§ **EXERCISE GOAL**
Copy each entry as it stands, leaving nothing out.

§ **RECORDS SHOWN**

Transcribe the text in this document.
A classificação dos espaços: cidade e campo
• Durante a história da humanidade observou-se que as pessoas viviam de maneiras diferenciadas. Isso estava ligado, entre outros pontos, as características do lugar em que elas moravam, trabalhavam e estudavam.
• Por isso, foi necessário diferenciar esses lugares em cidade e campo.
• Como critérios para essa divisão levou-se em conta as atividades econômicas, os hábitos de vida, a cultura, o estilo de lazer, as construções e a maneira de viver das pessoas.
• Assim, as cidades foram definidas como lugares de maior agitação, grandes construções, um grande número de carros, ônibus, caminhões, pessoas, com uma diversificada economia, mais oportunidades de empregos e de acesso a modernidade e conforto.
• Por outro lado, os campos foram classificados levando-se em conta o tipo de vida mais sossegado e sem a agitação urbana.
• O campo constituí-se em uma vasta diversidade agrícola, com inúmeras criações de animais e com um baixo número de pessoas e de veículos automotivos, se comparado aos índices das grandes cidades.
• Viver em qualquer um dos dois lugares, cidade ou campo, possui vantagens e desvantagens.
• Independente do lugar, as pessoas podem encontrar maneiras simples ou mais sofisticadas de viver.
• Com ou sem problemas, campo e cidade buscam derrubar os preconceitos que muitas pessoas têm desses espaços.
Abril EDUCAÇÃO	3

§ **FULL SOLUTION**
Transcribe the text in this document.
A classificação dos espaços: cidade e campo
• Durante a história da humanidade observou-se que as pessoas viviam de maneiras diferenciadas. Isso estava ligado, entre outros pontos, as características do lugar em que elas moravam, trabalhavam e estudavam.
• Por isso, foi necessário diferenciar esses lugares em cidade e campo.
• Como critérios para essa divisão levou-se em conta as atividades econômicas, os hábitos de vida, a cultura, o estilo de lazer, as construções e a maneira de viver das pessoas.
• Assim, as cidades foram definidas como lugares de maior agitação, grandes construções, um grande número de carros, ônibus, caminhões, pessoas, com uma diversificada economia, mais oportunidades de empregos e de acesso a modernidade e conforto.
• Por outro lado, os campos foram classificados levando-se em conta o tipo de vida mais sossegado e sem a agitação urbana.
• O campo constituí-se em uma vasta diversidade agrícola, com inúmeras criações de animais e com um baixo número de pessoas e de veículos automotivos, se comparado aos índices das grandes cidades.
• Viver em qualquer um dos dois lugares, cidade ou campo, possui vantagens e desvantagens.
• Independente do lugar, as pessoas podem encontrar maneiras simples ou mais sofisticadas de viver.
• Com ou sem problemas, campo e cidade buscam derrubar os preconceitos que muitas pessoas têm desses espaços.
Abril EDUCAÇÃO	3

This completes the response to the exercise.